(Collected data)
_ _ _ _ _

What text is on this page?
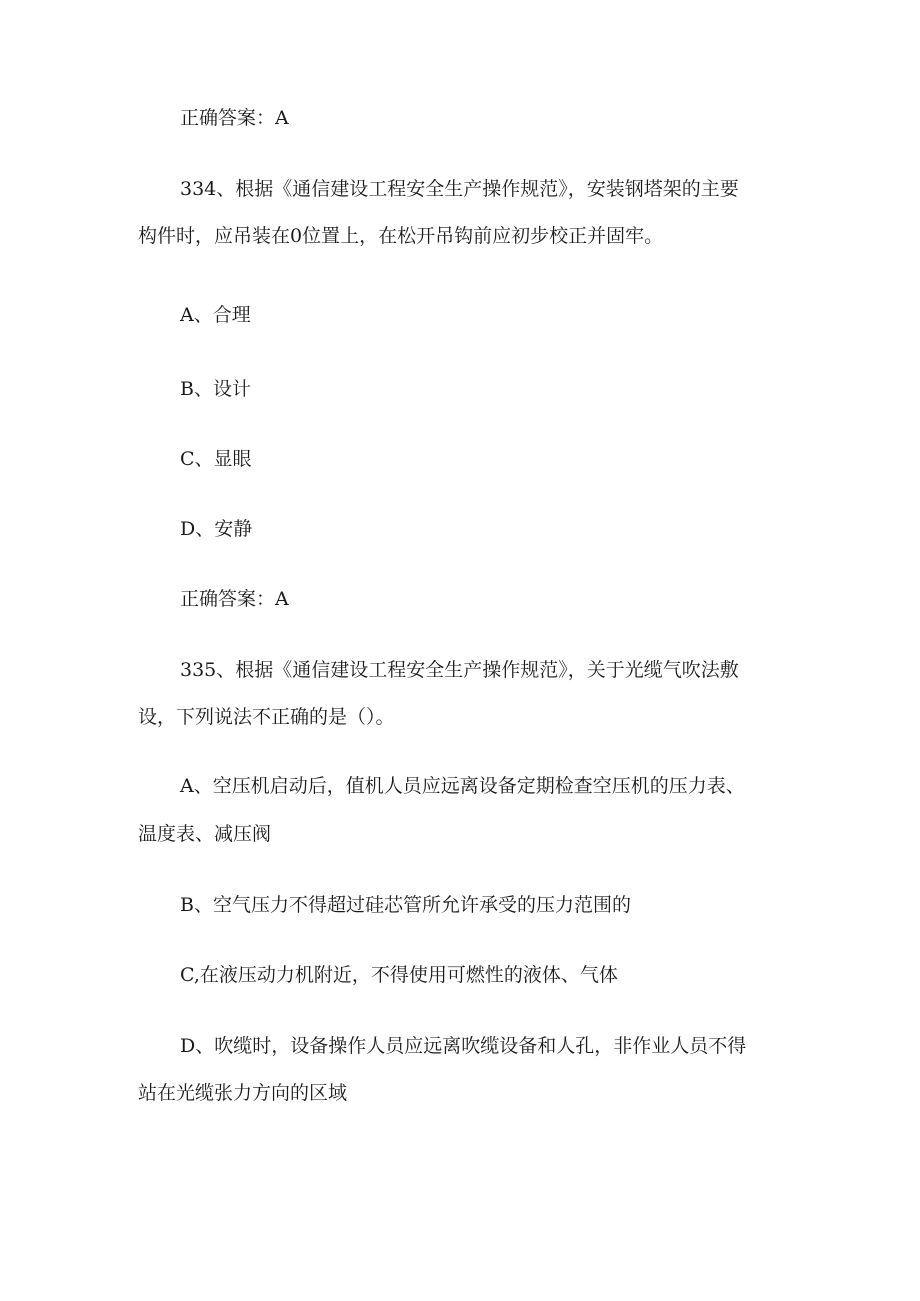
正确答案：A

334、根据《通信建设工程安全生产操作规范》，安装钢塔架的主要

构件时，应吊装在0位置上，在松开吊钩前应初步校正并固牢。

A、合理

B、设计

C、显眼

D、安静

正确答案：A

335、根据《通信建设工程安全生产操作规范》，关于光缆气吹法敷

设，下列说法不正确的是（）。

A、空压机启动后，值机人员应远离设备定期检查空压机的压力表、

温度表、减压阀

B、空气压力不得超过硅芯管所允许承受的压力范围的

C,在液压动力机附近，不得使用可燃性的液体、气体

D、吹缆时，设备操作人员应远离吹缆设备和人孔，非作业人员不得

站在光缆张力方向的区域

_ _ _ _ _

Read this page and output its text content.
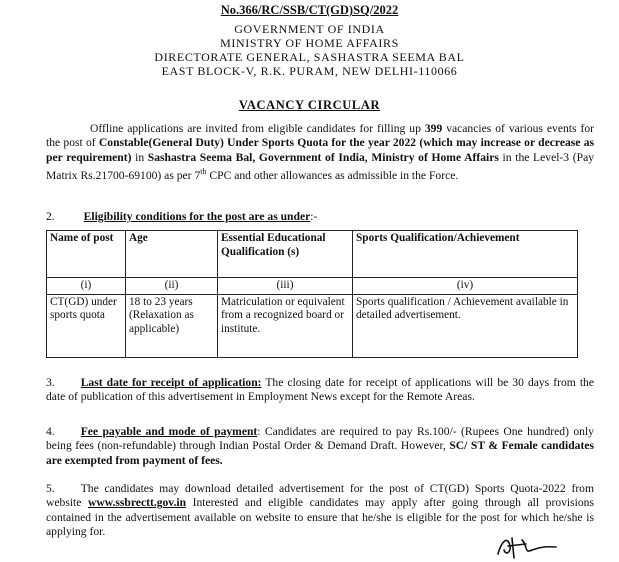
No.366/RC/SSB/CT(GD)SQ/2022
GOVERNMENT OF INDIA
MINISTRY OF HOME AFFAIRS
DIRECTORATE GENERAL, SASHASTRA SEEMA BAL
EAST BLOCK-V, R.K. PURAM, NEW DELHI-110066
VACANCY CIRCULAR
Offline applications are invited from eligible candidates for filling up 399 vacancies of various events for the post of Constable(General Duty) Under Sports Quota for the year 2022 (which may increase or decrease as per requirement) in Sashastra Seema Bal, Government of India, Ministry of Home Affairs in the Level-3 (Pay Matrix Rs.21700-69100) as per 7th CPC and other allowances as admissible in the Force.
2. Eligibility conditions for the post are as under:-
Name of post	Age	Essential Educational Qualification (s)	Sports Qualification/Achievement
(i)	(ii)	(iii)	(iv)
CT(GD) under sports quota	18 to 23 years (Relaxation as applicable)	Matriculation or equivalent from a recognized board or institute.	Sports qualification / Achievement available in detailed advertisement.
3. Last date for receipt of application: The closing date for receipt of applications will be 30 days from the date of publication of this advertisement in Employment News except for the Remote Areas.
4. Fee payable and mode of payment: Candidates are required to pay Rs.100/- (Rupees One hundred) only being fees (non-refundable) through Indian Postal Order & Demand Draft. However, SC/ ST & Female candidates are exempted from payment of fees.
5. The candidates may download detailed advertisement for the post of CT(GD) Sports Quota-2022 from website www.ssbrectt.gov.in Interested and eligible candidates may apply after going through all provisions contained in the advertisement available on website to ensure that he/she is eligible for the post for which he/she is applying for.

_ _ _ _ _

## What to work on
Identify the lines in the entries above that contain "text", then copy them out.

## Response
What text is on this page?
Read this page and output its text content.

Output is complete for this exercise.